| PROBLEM DESCRIPTION |
Copy every line of the entries below verbatim, omitting the pictures.

| GIVEN ENTRIES |
--------------------------------------------------
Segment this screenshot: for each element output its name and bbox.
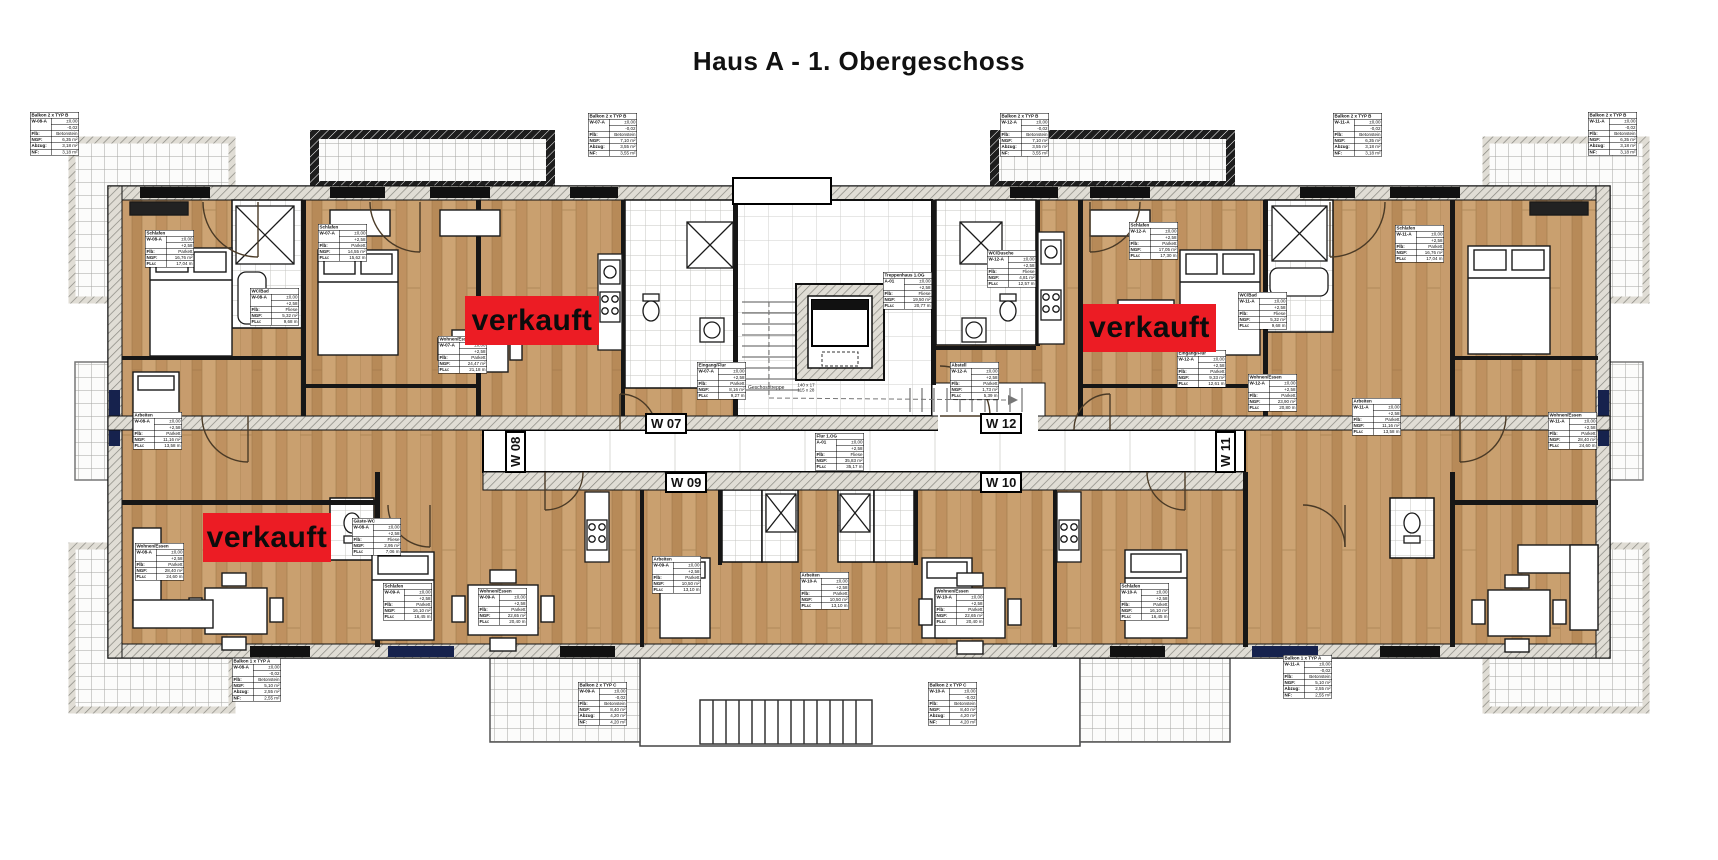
- bed: [1468, 246, 1550, 354]
- toilet: [1404, 513, 1420, 543]
- sofa: [1090, 210, 1150, 236]
- shower: [1272, 206, 1327, 261]
- bed: [372, 552, 434, 640]
- shower: [766, 494, 796, 532]
- corridor: [483, 430, 1245, 472]
- elevator: [796, 284, 884, 380]
- washing-machine: [962, 318, 986, 342]
- wardrobe: [130, 202, 188, 215]
- floor-plan-drawing: [0, 0, 1718, 860]
- entrance-porch: [733, 178, 831, 204]
- toilet: [1000, 294, 1016, 321]
- shower: [840, 494, 870, 532]
- bed: [1125, 550, 1187, 638]
- wardrobe: [1530, 202, 1588, 215]
- kitchen: [1057, 492, 1081, 562]
- terrace-bottom: [490, 656, 1230, 746]
- bathtub: [238, 272, 266, 324]
- balcony-top-left-frame: [310, 130, 555, 190]
- kitchen: [585, 492, 609, 562]
- bed: [1180, 250, 1260, 355]
- bed: [133, 372, 179, 442]
- washing-machine: [700, 318, 724, 342]
- shower: [687, 222, 733, 268]
- floor-plan-page: Haus A - 1. Obergeschoss: [0, 0, 1718, 860]
- shower: [960, 222, 1002, 264]
- toilet: [643, 294, 659, 321]
- bed: [660, 558, 710, 638]
- bed: [150, 248, 232, 356]
- balcony-top-right-frame: [990, 130, 1235, 190]
- bathtub: [1270, 268, 1328, 296]
- building-body: [108, 178, 1610, 658]
- toilet: [344, 513, 360, 543]
- bed: [318, 250, 398, 355]
- kitchen: [1038, 232, 1064, 344]
- kitchen: [598, 254, 622, 350]
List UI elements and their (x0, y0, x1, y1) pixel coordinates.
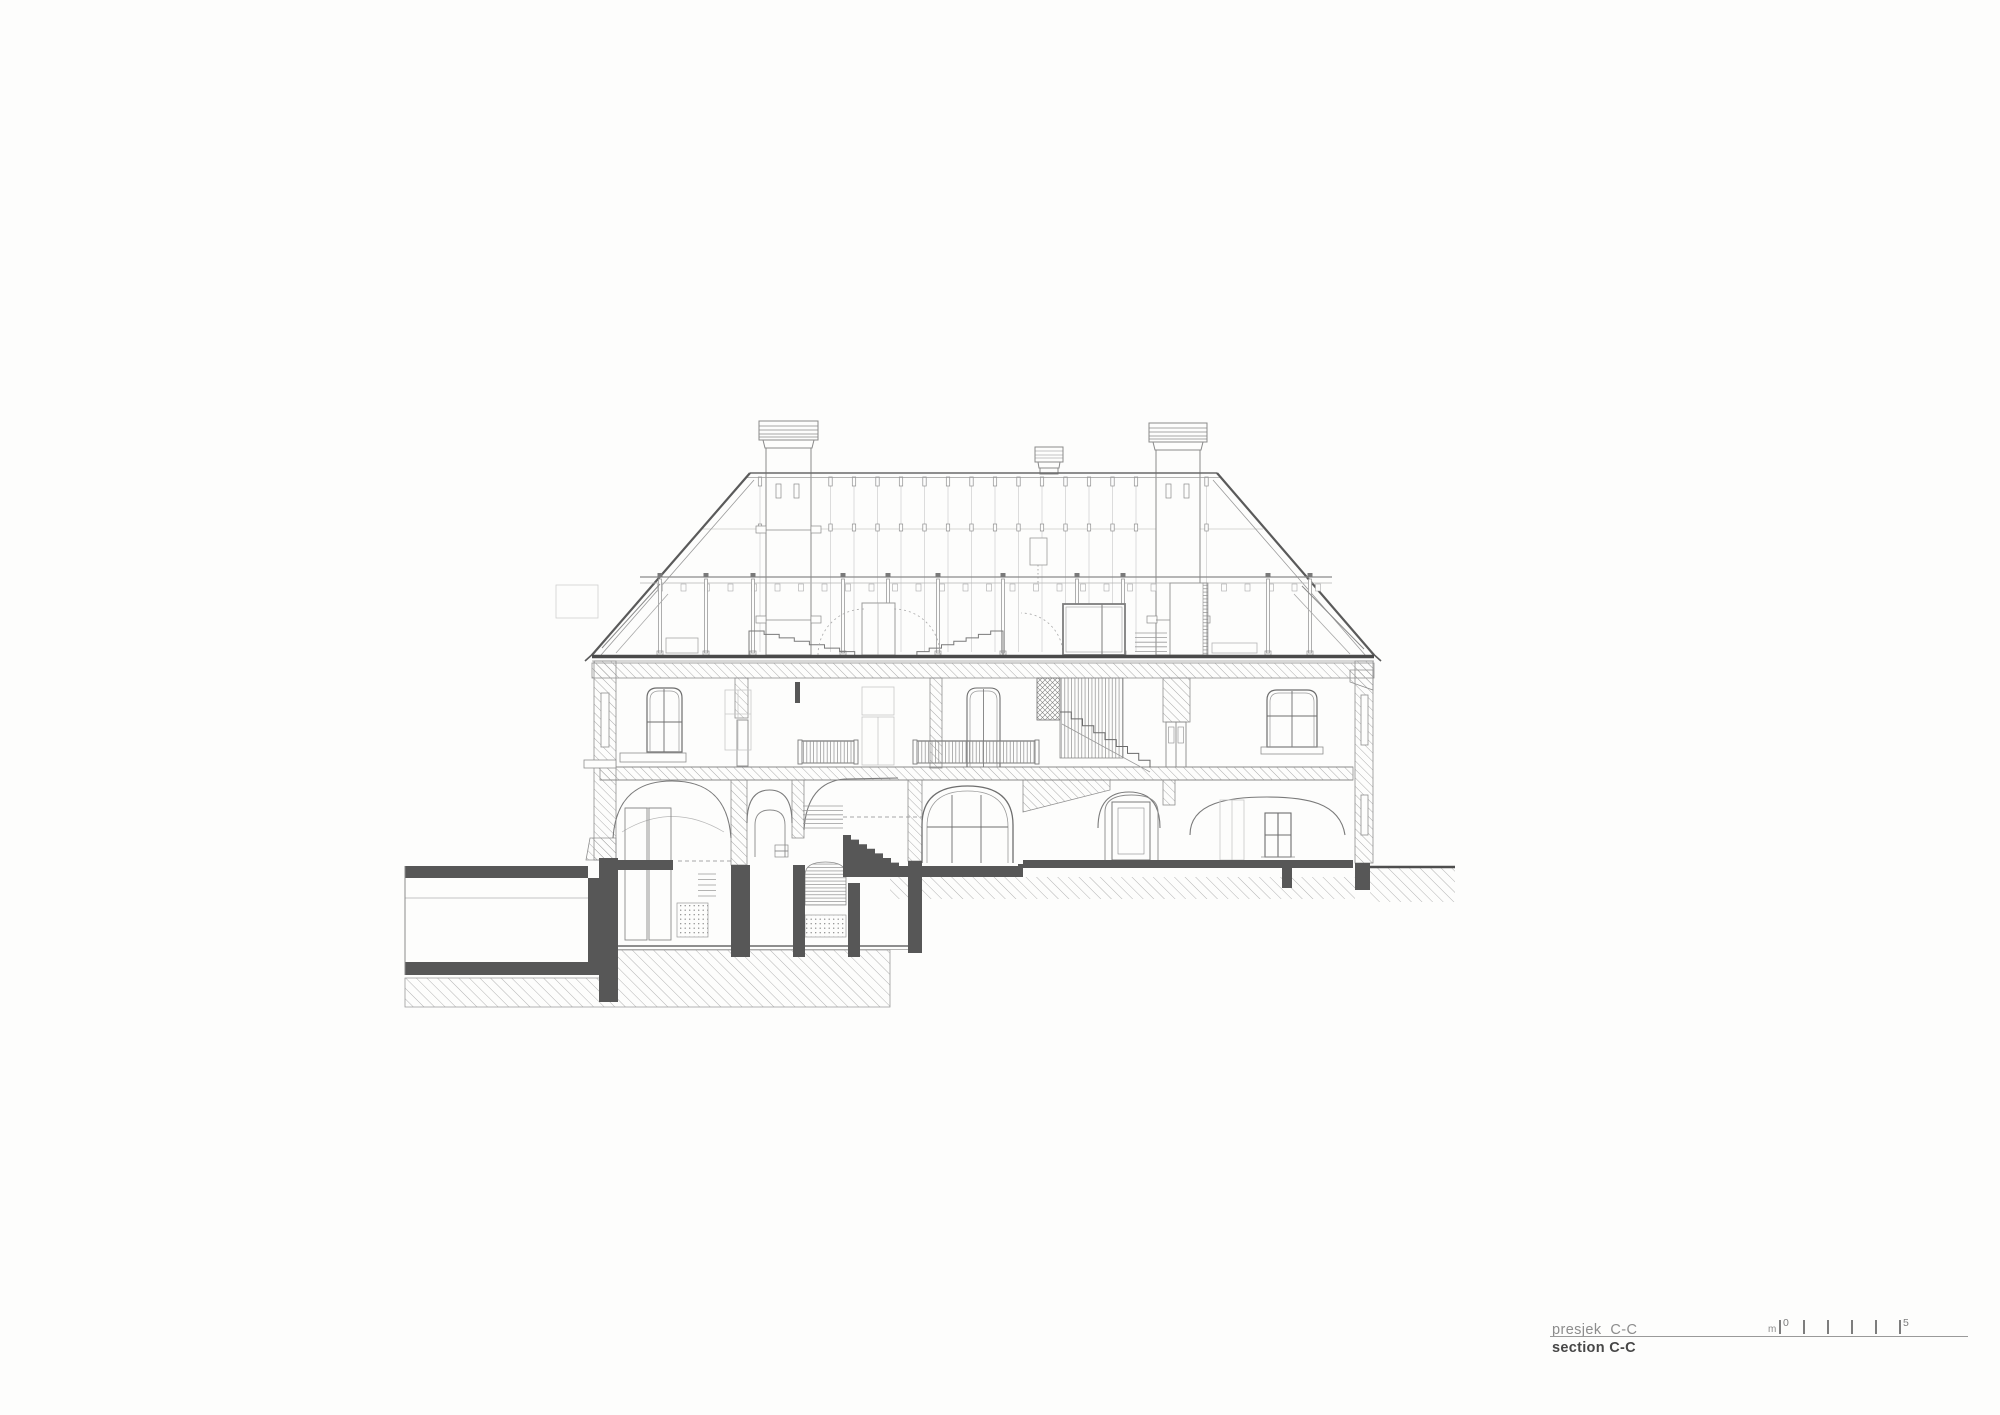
--------------------------------------------------
| TASK RESULT |
Segment this screenshot: for each element output its name and bbox.
- bed: [1468, 246, 1550, 354]
- toilet: [1404, 513, 1420, 543]
- sofa: [1090, 210, 1150, 236]
- shower: [1272, 206, 1327, 261]
- bed: [372, 552, 434, 640]
- shower: [766, 494, 796, 532]
- corridor: [483, 430, 1245, 472]
- elevator: [796, 284, 884, 380]
- washing-machine: [962, 318, 986, 342]
- wardrobe: [130, 202, 188, 215]
- floor-plan-drawing: [0, 0, 1718, 860]
- entrance-porch: [733, 178, 831, 204]
- toilet: [1000, 294, 1016, 321]
- shower: [840, 494, 870, 532]
- bed: [1125, 550, 1187, 638]
- wardrobe: [1530, 202, 1588, 215]
- kitchen: [1057, 492, 1081, 562]
- terrace-bottom: [490, 656, 1230, 746]
- bathtub: [238, 272, 266, 324]
- balcony-top-left-frame: [310, 130, 555, 190]
- kitchen: [585, 492, 609, 562]
- bed: [1180, 250, 1260, 355]
- bed: [133, 372, 179, 442]
- washing-machine: [700, 318, 724, 342]
- shower: [687, 222, 733, 268]
- floor-plan-page: Haus A - 1. Obergeschoss: [0, 0, 1718, 860]
- shower: [960, 222, 1002, 264]
- toilet: [643, 294, 659, 321]
- bed: [660, 558, 710, 638]
- bed: [150, 248, 232, 356]
- balcony-top-right-frame: [990, 130, 1235, 190]
- bathtub: [1270, 268, 1328, 296]
- building-body: [108, 178, 1610, 658]
- toilet: [344, 513, 360, 543]
- bed: [318, 250, 398, 355]
- kitchen: [1038, 232, 1064, 344]
- kitchen: [598, 254, 622, 350]
List UI elements and their (x0, y0, x1, y1) pixel coordinates.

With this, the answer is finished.